> **Goal of the exercise**
What is needed here is each entry reproduced exactly, without its pictures.

> **Record excerpts**
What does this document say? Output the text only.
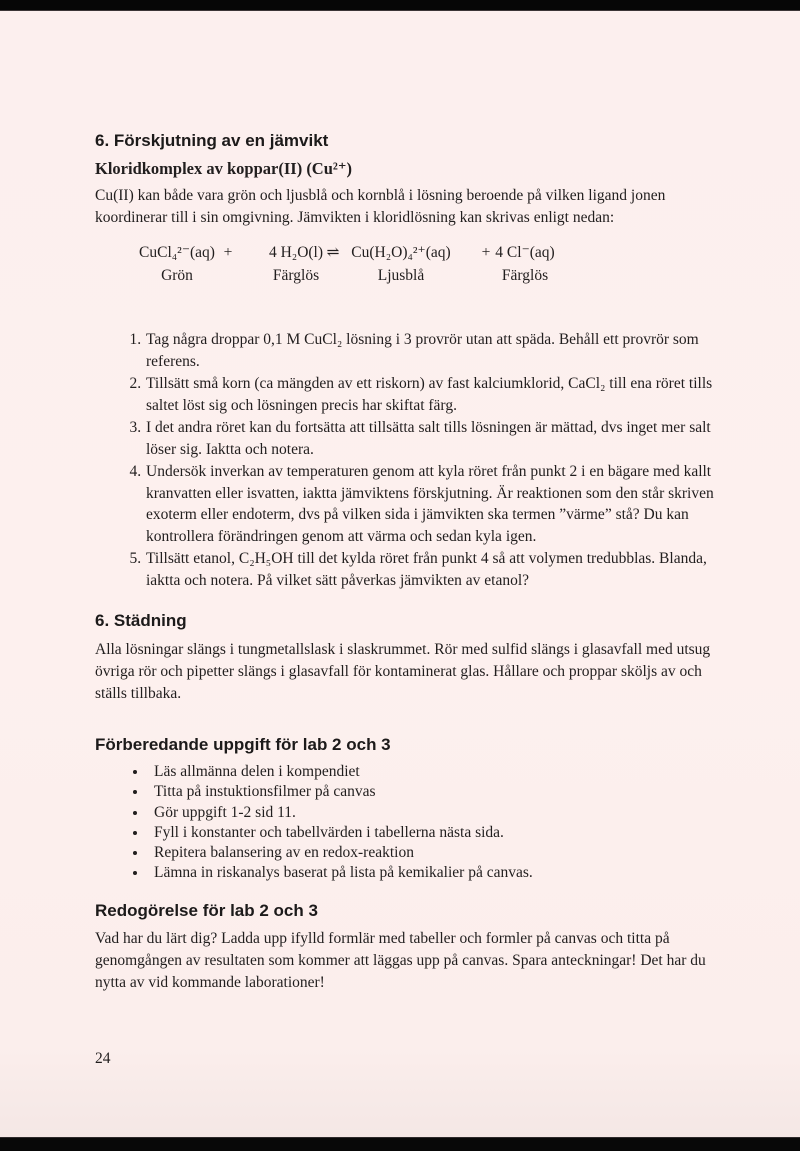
6. Förskjutning av en jämvikt
Kloridkomplex av koppar(II) (Cu²⁺)

Cu(II) kan både vara grön och ljusblå och kornblå i lösning beroende på vilken ligand jonen koordinerar till i sin omgivning. Jämvikten i kloridlösning kan skrivas enligt nedan:

CuCl₄²⁻(aq)
Grön
+	4 H₂O(l)
Färglös
⇌ Cu(H₂O)₄²⁺(aq)
Ljusblå
+ 4 Cl⁻(aq)
Färglös
1. Tag några droppar 0,1 M CuCl₂ lösning i 3 provrör utan att späda. Behåll ett provrör som referens.
2. Tillsätt små korn (ca mängden av ett riskorn) av fast kalciumklorid, CaCl₂ till ena röret tills saltet löst sig och lösningen precis har skiftat färg.
3. I det andra röret kan du fortsätta att tillsätta salt tills lösningen är mättad, dvs inget mer salt löser sig. Iaktta och notera.
4. Undersök inverkan av temperaturen genom att kyla röret från punkt 2 i en bägare med kallt kranvatten eller isvatten, iaktta jämviktens förskjutning. Är reaktionen som den står skriven exoterm eller endoterm, dvs på vilken sida i jämvikten ska termen ”värme” stå? Du kan kontrollera förändringen genom att värma och sedan kyla igen.
5. Tillsätt etanol, C₂H₅OH till det kylda röret från punkt 4 så att volymen tredubblas. Blanda, iaktta och notera. På vilket sätt påverkas jämvikten av etanol?
6. Städning

Alla lösningar slängs i tungmetallslask i slaskrummet. Rör med sulfid slängs i glasavfall med utsug övriga rör och pipetter slängs i glasavfall för kontaminerat glas. Hållare och proppar sköljs av och ställs tillbaka.

Förberedande uppgift för lab 2 och 3
• Läs allmänna delen i kompendiet
• Titta på instuktionsfilmer på canvas
• Gör uppgift 1-2 sid 11.
• Fyll i konstanter och tabellvärden i tabellerna nästa sida.
• Repitera balansering av en redox-reaktion
• Lämna in riskanalys baserat på lista på kemikalier på canvas.
Redogörelse för lab 2 och 3

Vad har du lärt dig? Ladda upp ifylld formlär med tabeller och formler på canvas och titta på genomgången av resultaten som kommer att läggas upp på canvas. Spara anteckningar! Det har du nytta av vid kommande laborationer!

24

> **Exercise response**
What does this document say? Output the text only.
6. Förskjutning av en jämvikt
Kloridkomplex av koppar(II) (Cu²⁺)

Cu(II) kan både vara grön och ljusblå och kornblå i lösning beroende på vilken ligand jonen koordinerar till i sin omgivning. Jämvikten i kloridlösning kan skrivas enligt nedan:

CuCl₄²⁻(aq)
Grön
+	4 H₂O(l)
Färglös
⇌ Cu(H₂O)₄²⁺(aq)
Ljusblå
+ 4 Cl⁻(aq)
Färglös
1. Tag några droppar 0,1 M CuCl₂ lösning i 3 provrör utan att späda. Behåll ett provrör som referens.
2. Tillsätt små korn (ca mängden av ett riskorn) av fast kalciumklorid, CaCl₂ till ena röret tills saltet löst sig och lösningen precis har skiftat färg.
3. I det andra röret kan du fortsätta att tillsätta salt tills lösningen är mättad, dvs inget mer salt löser sig. Iaktta och notera.
4. Undersök inverkan av temperaturen genom att kyla röret från punkt 2 i en bägare med kallt kranvatten eller isvatten, iaktta jämviktens förskjutning. Är reaktionen som den står skriven exoterm eller endoterm, dvs på vilken sida i jämvikten ska termen ”värme” stå? Du kan kontrollera förändringen genom att värma och sedan kyla igen.
5. Tillsätt etanol, C₂H₅OH till det kylda röret från punkt 4 så att volymen tredubblas. Blanda, iaktta och notera. På vilket sätt påverkas jämvikten av etanol?
6. Städning

Alla lösningar slängs i tungmetallslask i slaskrummet. Rör med sulfid slängs i glasavfall med utsug övriga rör och pipetter slängs i glasavfall för kontaminerat glas. Hållare och proppar sköljs av och ställs tillbaka.

Förberedande uppgift för lab 2 och 3
• Läs allmänna delen i kompendiet
• Titta på instuktionsfilmer på canvas
• Gör uppgift 1-2 sid 11.
• Fyll i konstanter och tabellvärden i tabellerna nästa sida.
• Repitera balansering av en redox-reaktion
• Lämna in riskanalys baserat på lista på kemikalier på canvas.
Redogörelse för lab 2 och 3

Vad har du lärt dig? Ladda upp ifylld formlär med tabeller och formler på canvas och titta på genomgången av resultaten som kommer att läggas upp på canvas. Spara anteckningar! Det har du nytta av vid kommande laborationer!

24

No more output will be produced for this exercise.